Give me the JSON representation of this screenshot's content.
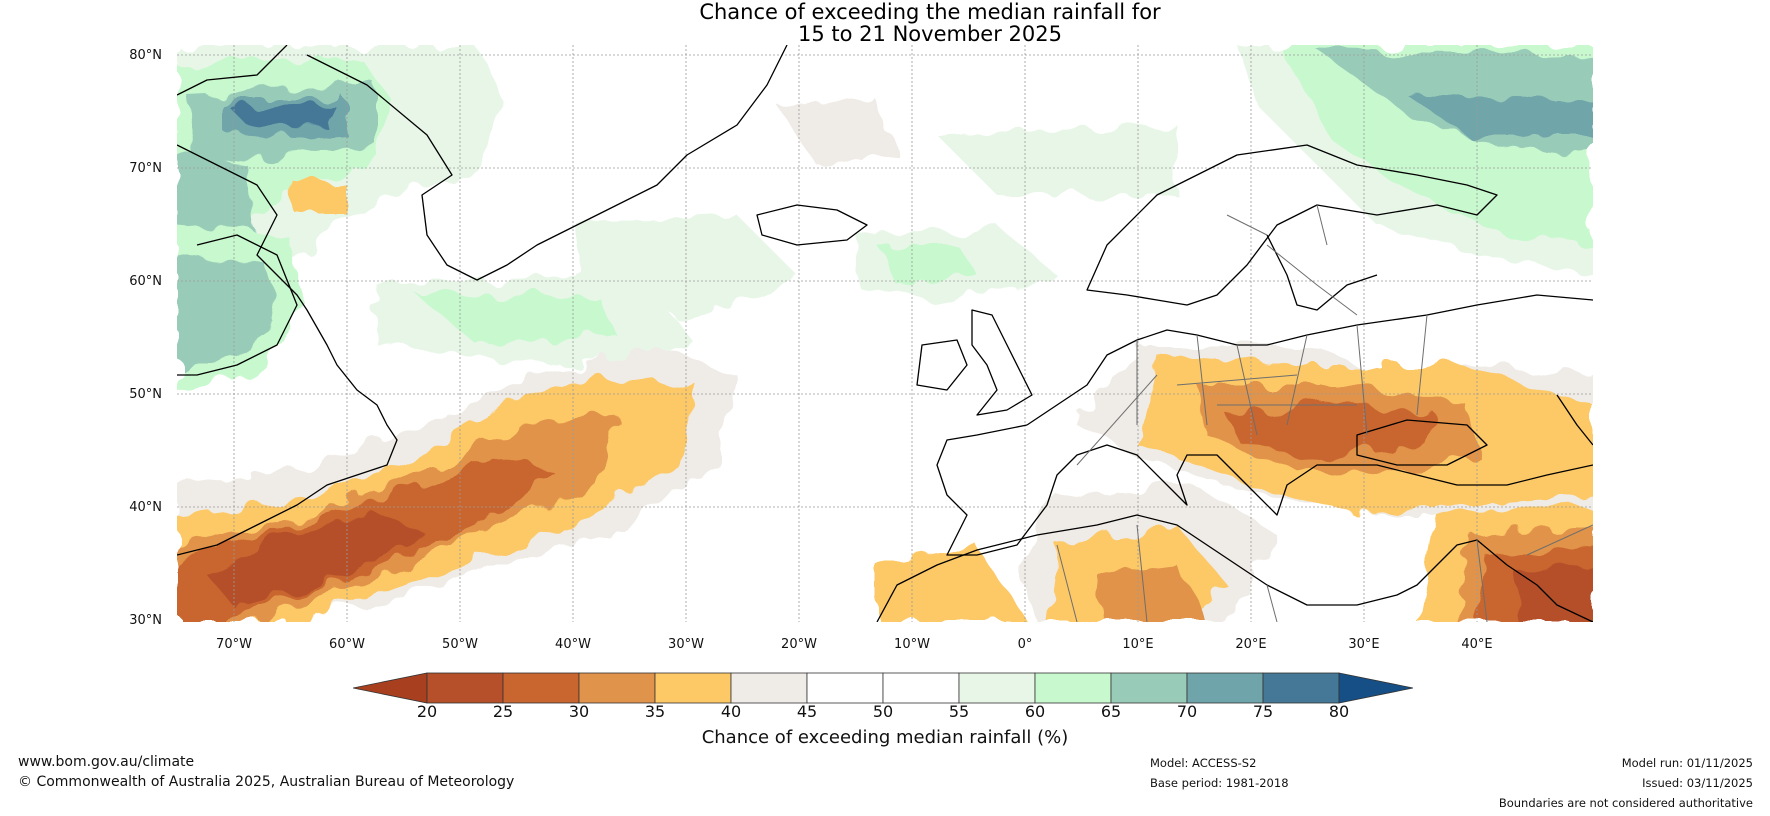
{
  "title_line1": "Chance of exceeding the median rainfall for",
  "title_line2": "15 to 21 November 2025",
  "lat_labels": [
    "80°N",
    "70°N",
    "60°N",
    "50°N",
    "40°N",
    "30°N"
  ],
  "lon_labels": [
    "70°W",
    "60°W",
    "50°W",
    "40°W",
    "30°W",
    "20°W",
    "10°W",
    "0°",
    "10°E",
    "20°E",
    "30°E",
    "40°E"
  ],
  "colorbar": {
    "ticks": [
      "20",
      "25",
      "30",
      "35",
      "40",
      "45",
      "50",
      "55",
      "60",
      "65",
      "70",
      "75",
      "80"
    ],
    "colors": [
      "#a8401f",
      "#b5502a",
      "#c9652f",
      "#e0934a",
      "#fdc866",
      "#efebe6",
      "#ffffff",
      "#ffffff",
      "#e8f6e8",
      "#c8f8cd",
      "#99ccb8",
      "#6fa5aa",
      "#447896",
      "#154f86"
    ],
    "label": "Chance of exceeding median rainfall (%)"
  },
  "footer": {
    "url": "www.bom.gov.au/climate",
    "copyright": "© Commonwealth of Australia 2025, Australian Bureau of Meteorology",
    "model": "Model: ACCESS-S2",
    "base_period": "Base period: 1981-2018",
    "model_run": "Model run: 01/11/2025",
    "issued": "Issued: 03/11/2025",
    "disclaimer": "Boundaries are not considered authoritative"
  }
}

--*--

▶ [TO DO]
Without the pictures, write out the whole listing above exactly as it appears.

▶ [TASK RESPONSE]
Give me the JSON representation of this screenshot's content.
{
  "title_line1": "Chance of exceeding the median rainfall for",
  "title_line2": "15 to 21 November 2025",
  "lat_labels": [
    "80°N",
    "70°N",
    "60°N",
    "50°N",
    "40°N",
    "30°N"
  ],
  "lon_labels": [
    "70°W",
    "60°W",
    "50°W",
    "40°W",
    "30°W",
    "20°W",
    "10°W",
    "0°",
    "10°E",
    "20°E",
    "30°E",
    "40°E"
  ],
  "colorbar": {
    "ticks": [
      "20",
      "25",
      "30",
      "35",
      "40",
      "45",
      "50",
      "55",
      "60",
      "65",
      "70",
      "75",
      "80"
    ],
    "colors": [
      "#a8401f",
      "#b5502a",
      "#c9652f",
      "#e0934a",
      "#fdc866",
      "#efebe6",
      "#ffffff",
      "#ffffff",
      "#e8f6e8",
      "#c8f8cd",
      "#99ccb8",
      "#6fa5aa",
      "#447896",
      "#154f86"
    ],
    "label": "Chance of exceeding median rainfall (%)"
  },
  "footer": {
    "url": "www.bom.gov.au/climate",
    "copyright": "© Commonwealth of Australia 2025, Australian Bureau of Meteorology",
    "model": "Model: ACCESS-S2",
    "base_period": "Base period: 1981-2018",
    "model_run": "Model run: 01/11/2025",
    "issued": "Issued: 03/11/2025",
    "disclaimer": "Boundaries are not considered authoritative"
  }
}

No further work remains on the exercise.